» **Provided passage**:

[parisc-linux] N Class SMP pb ? (follow up)
Grant Grundler
grundler@parisc-linux.org
Thu, 25 Sep 2003 17:35:00 -0600
On Thu, Sep 25, 2003 at 04:56:26PM +0200, Joel Soete wrote:
...
> As already mentionned in previous mail that I could read many 6, 15 (but
> it seems to be normal in UP kernel those interruption occurs)
Yes - 6 is ITLB miss and 15 is Data TLB miss.
> but (most interesting) it is the very first time that I got
> the message making failed the kernel:
> [...]
> handle_interruption(26, ...).
26 is "Data Memory Access rights Trap".
This sounds normal for Copy-On-Write.
> SMP CALL FUNCTION TIMED OUT (CPU=1)
The IPI handler will time out if the other CPU doesn't ack
the function call with in a second. This is bad.
It means either other CPU never got the interrupt (locked up
with I-bit off) or the "unstarted_count" isn't coherent
between the CPUs.
> handle_interruption(26, ...).
>
> Could this be a pb with sync between cpu time ref?
> (because timeout = jiffies + HZ)
I don't think so since jiffies is a global.
And it's always be measured on the same CPU.
> I have also a look for where this function is called but never see its return
> code tested to launch a 'stack dump' and a stop of system?
You need to find out who is using smp_call_function() and which function
they are trying to invoke. I suspect it's coming from mm/slab.c but
would know which of the three it might be.
grant

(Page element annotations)
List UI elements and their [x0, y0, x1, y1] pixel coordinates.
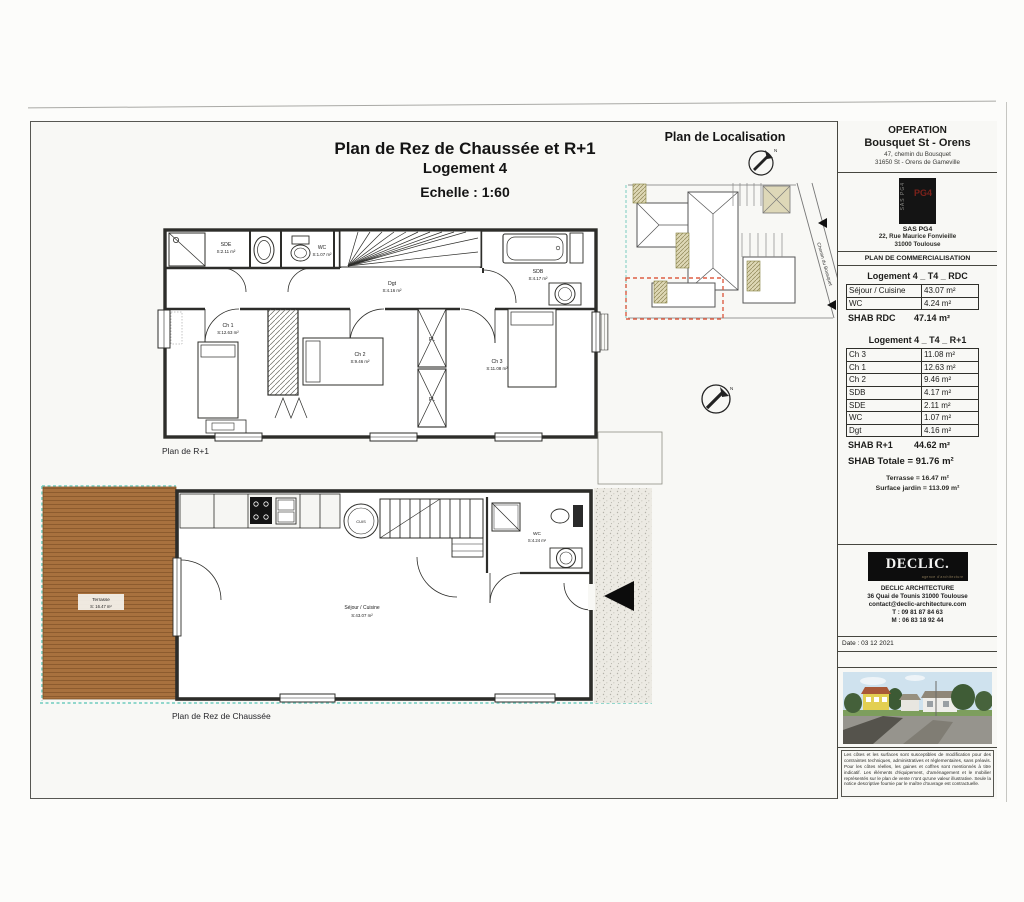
row-value: 12.63 m²: [922, 361, 979, 374]
row-value: 2.11 m²: [922, 399, 979, 412]
title-line2: Logement 4: [422, 160, 508, 177]
room-area-sde: S:2.11 m²: [216, 249, 236, 254]
commercialisation-title: PLAN DE COMMERCIALISATION: [838, 252, 997, 266]
architect-phone: T : 09 81 87 84 63: [892, 609, 943, 617]
bathtub-icon: [503, 234, 567, 263]
row-label: WC: [847, 297, 922, 310]
pg4-logo-vertical-text: SAS PG4: [900, 182, 906, 211]
architect-mobile: M : 06 83 18 92 44: [891, 617, 944, 625]
operation-addr1: 47, chemin du Bousquet: [884, 151, 951, 158]
title-line1: Plan de Rez de Chaussée et R+1: [334, 139, 596, 158]
terrace-label: Terrasse: [92, 597, 110, 602]
room-label-sdb: SDB: [532, 269, 544, 275]
row-label: Séjour / Cuisine: [847, 285, 922, 298]
table-row: [847, 412, 979, 425]
bed-ch1: [198, 342, 238, 418]
empty-row: [838, 652, 997, 668]
compass-n-label: N: [774, 148, 778, 153]
rdc-areas-table: [846, 284, 979, 310]
caption-plan-rdc: Plan de Rez de Chaussée: [172, 711, 271, 721]
caption-plan-r1: Plan de R+1: [162, 446, 210, 456]
date-row: Date : 03 12 2021: [838, 637, 997, 652]
shab-total: [848, 456, 997, 467]
room-area-wc-r1: S:1.07 m²: [312, 252, 332, 257]
row-label: SDB: [847, 386, 922, 399]
room-area-sdb: S:4.17 m²: [528, 276, 548, 281]
storage-square: [492, 503, 520, 531]
row-label: Ch 2: [847, 374, 922, 387]
room-area-ch1: S:12.63 m²: [217, 330, 239, 335]
operation-section: [838, 121, 997, 173]
r1-areas-table: [846, 348, 979, 437]
row-label: Ch 3: [847, 349, 922, 362]
plan-rdc: [40, 486, 652, 703]
extra-surfaces: [838, 474, 997, 494]
pg4-logo-text: PG4: [913, 188, 932, 198]
declic-logo-text: DECLIC.: [885, 556, 950, 572]
shab-total-label: SHAB Totale: [848, 456, 905, 468]
room-area-ch3: S:11.08 m²: [486, 366, 508, 371]
promoter-address: [838, 233, 997, 249]
localisation-title: Plan de Localisation: [664, 130, 786, 144]
operation-label: OPERATION: [888, 125, 947, 136]
shab-r1-total: [848, 440, 997, 450]
shab-rdc-value: 47.14 m²: [914, 313, 951, 324]
page-title: [300, 139, 630, 200]
declic-logo: [868, 552, 968, 581]
north-compass-large: [702, 385, 733, 413]
architect-address: 36 Quai de Tounis 31000 Toulouse: [867, 593, 968, 601]
title-scale: Echelle : 1:60: [420, 184, 510, 200]
shab-total-value: = 91.76 m²: [907, 456, 954, 468]
room-label-ch2: Ch 2: [354, 352, 366, 358]
table-row: [847, 386, 979, 399]
room-area-ch2: S:9.46 m²: [350, 359, 370, 364]
table-row: [847, 399, 979, 412]
r1-table-title: Logement 4 _ T4 _ R+1: [868, 335, 967, 346]
room-label-wc-r1: WC: [317, 245, 327, 251]
table-row: [847, 374, 979, 387]
room-label-ch1: Ch 1: [222, 323, 234, 329]
row-value: 4.24 m²: [922, 297, 979, 310]
shab-rdc-label: SHAB RDC: [848, 313, 896, 324]
room-label-sejour: Séjour / Cuisine: [344, 605, 380, 611]
table-row: [847, 349, 979, 362]
localisation-map: [626, 183, 842, 319]
row-label: Ch 1: [847, 361, 922, 374]
terrace-deck: [43, 487, 176, 699]
closet-label-pl1: PL: [428, 337, 436, 343]
operation-address: [838, 151, 997, 167]
terrasse-surface: Terrasse = 16.47 m²: [886, 475, 949, 483]
table-row: [847, 285, 979, 298]
shab-r1-value: 44.62 m²: [914, 440, 951, 451]
plan-r1: [158, 230, 662, 484]
rdc-table-title: Logement 4 _ T4 _ RDC: [867, 271, 968, 281]
title-block: [837, 121, 997, 799]
table-row: [847, 424, 979, 437]
table-row: [847, 297, 979, 310]
washbasin-icon: [254, 237, 274, 264]
kitchen-column-label: CUIS: [356, 519, 366, 524]
architect-section: [838, 545, 997, 637]
render-image: [843, 672, 992, 744]
room-label-dgt: Dgt: [387, 281, 397, 287]
compass-n-label: N: [730, 386, 734, 391]
row-label: Dgt: [847, 424, 922, 437]
row-value: 4.16 m²: [922, 424, 979, 437]
sdb-vanity-icon: [549, 283, 581, 305]
operation-addr2: 31650 St - Orens de Gameville: [875, 159, 960, 167]
closet-label-pl2: PL: [428, 397, 436, 403]
kitchen-sink-icon: [276, 498, 296, 524]
row-value: 9.46 m²: [922, 374, 979, 387]
disclaimer-text: Les côtes et les surfaces sont susceptibles de modification pour des contraintes techniques, administratives et réglementaires, sans préavis. Pour les côtes réelles, les gaines et coffres sont mentionnés à titre indicatif. Les éléments d'équipement, d'aménagement et le mobilier représentés sur le plan de vente n'ont qu'une valeur illustrative. Seule la notice descriptive fournie par le maître d'ouvrage est contractuelle.: [841, 750, 994, 797]
toilet-icon: [291, 236, 310, 261]
room-label-sde: SDE: [220, 242, 232, 248]
promoter-addr2: 31000 Toulouse: [894, 241, 941, 249]
north-compass-small: [749, 148, 777, 175]
declic-logo-subtext: agence d'architecture: [921, 575, 964, 579]
room-label-wc-rdc: WC: [533, 532, 541, 537]
table-row: [847, 361, 979, 374]
pg4-logo: [899, 178, 936, 224]
operation-name: Bousquet St - Orens: [864, 137, 971, 149]
room-area-wc-rdc: S:4.24 m²: [527, 538, 547, 543]
room-area-dgt: S:4.16 m²: [382, 288, 402, 293]
promoter-name: SAS PG4: [902, 226, 933, 233]
project-render-photo: [838, 668, 997, 748]
row-label: SDE: [847, 399, 922, 412]
road-label: Chemin du Bousquet: [815, 242, 833, 287]
terrace-area: S: 16.47 m²: [90, 604, 112, 609]
promoter-section: [838, 173, 997, 252]
row-value: 4.17 m²: [922, 386, 979, 399]
row-value: 1.07 m²: [922, 412, 979, 425]
room-label-ch3: Ch 3: [491, 359, 503, 365]
bed-ch2: [303, 338, 383, 385]
stairs-r1: [340, 231, 481, 267]
cooktop-icon: [250, 497, 272, 524]
disclaimer-section: [838, 748, 997, 799]
row-value: 43.07 m²: [922, 285, 979, 298]
row-value: 11.08 m²: [922, 349, 979, 362]
row-label: WC: [847, 412, 922, 425]
architect-name: DECLIC ARCHITECTURE: [880, 585, 955, 592]
closet-hatched: [268, 309, 298, 395]
washbasin-rdc-icon: [550, 548, 582, 568]
entry-gap: [588, 584, 595, 610]
architect-email: contact@declic-architecture.com: [868, 601, 967, 609]
areas-section: [838, 266, 997, 545]
shab-r1-label: SHAB R+1: [848, 440, 893, 451]
shab-rdc-total: [848, 313, 997, 323]
road-arrow-icon: [818, 218, 827, 228]
promoter-addr1: 22, Rue Maurice Fonvieille: [878, 233, 957, 240]
adjoining-roof-outline: [598, 432, 662, 484]
bed-ch3: [508, 309, 556, 387]
room-area-sejour: S:43.07 m²: [351, 613, 373, 618]
jardin-surface: Surface jardin = 113.09 m²: [875, 485, 960, 493]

» **Exercises to complete**:
1 > According to the N Class SMP mailing list reply, what does interruption 26 stand for?
2 > From the N Class SMP mailing list reply, print the words from "Yes - 6 is ITLB" up to and including "TIMED OUT (CPU=1)".

» **Task-by-task answers**:
1 > Data Memory Access rights Trap.

2 >
Yes - 6 is ITLB miss and 15 is Data TLB miss.
> but (most interesting) it is the very first time that I got
> the message making failed the kernel:
> [...]
> handle_interruption(26, ...).
26 is "Data Memory Access rights Trap".
This sounds normal for Copy-On-Write.
> SMP CALL FUNCTION TIMED OUT (CPU=1)